§ **Task to complete**
Every line below that mentions the word "JSON" should be copied out.

===== Provided entries

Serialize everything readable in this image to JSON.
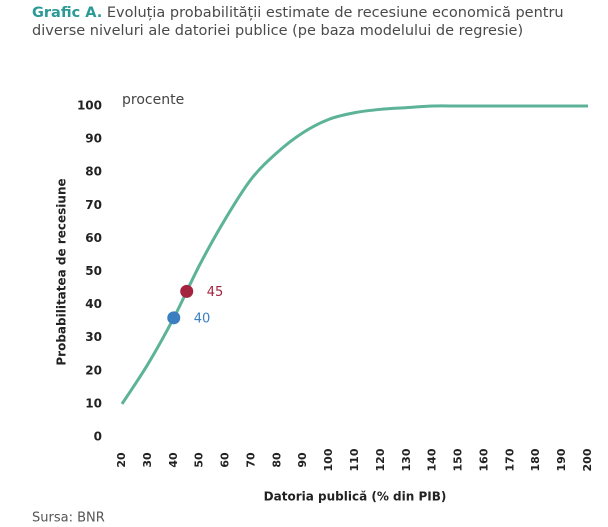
{
  "chart_data": {
    "type": "line",
    "title_prefix": "Grafic A.",
    "title": "Evoluția probabilității estimate de recesiune economică pentru diverse niveluri ale datoriei publice (pe baza modelului de regresie)",
    "unit_label": "procente",
    "y_label": "Probabilitatea de recesiune",
    "x_label": "Datoria publică (% din PIB)",
    "source": "Sursa: BNR",
    "series": [
      {
        "name": "Probabilitate",
        "color": "#5cb398",
        "x": [
          20,
          30,
          40,
          50,
          60,
          70,
          80,
          90,
          100,
          110,
          120,
          130,
          140,
          150,
          160,
          170,
          180,
          190,
          200
        ],
        "values": [
          10,
          22,
          36,
          52,
          66,
          78,
          86,
          92,
          96,
          98,
          99,
          99.5,
          100,
          100,
          100,
          100,
          100,
          100,
          100
        ]
      }
    ],
    "points": [
      {
        "x": 40,
        "y": 36,
        "label": "40",
        "color": "#3b7fc0"
      },
      {
        "x": 45,
        "y": 44,
        "label": "45",
        "color": "#a3243f"
      }
    ],
    "xlim": [
      20,
      200
    ],
    "xticks": [
      20,
      30,
      40,
      50,
      60,
      70,
      80,
      90,
      100,
      110,
      120,
      130,
      140,
      150,
      160,
      170,
      180,
      190,
      200
    ],
    "ylim": [
      0,
      100
    ],
    "yticks": [
      0,
      10,
      20,
      30,
      40,
      50,
      60,
      70,
      80,
      90,
      100
    ]
  }
}
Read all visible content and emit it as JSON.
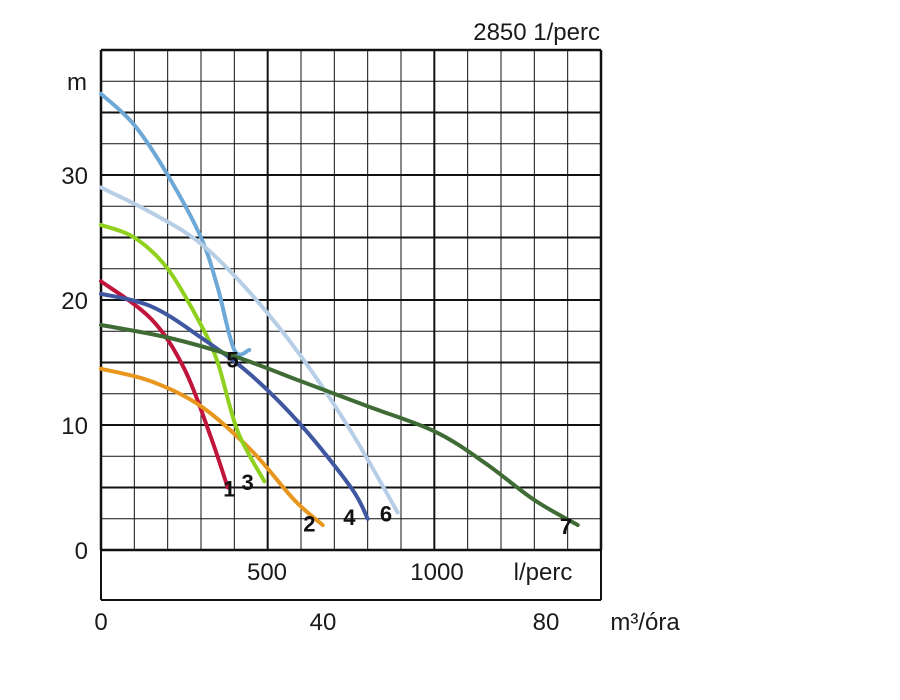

==========

§ **Problem solution**
Serialize everything readable in this image to JSON.
Read all visible content and emit it as JSON.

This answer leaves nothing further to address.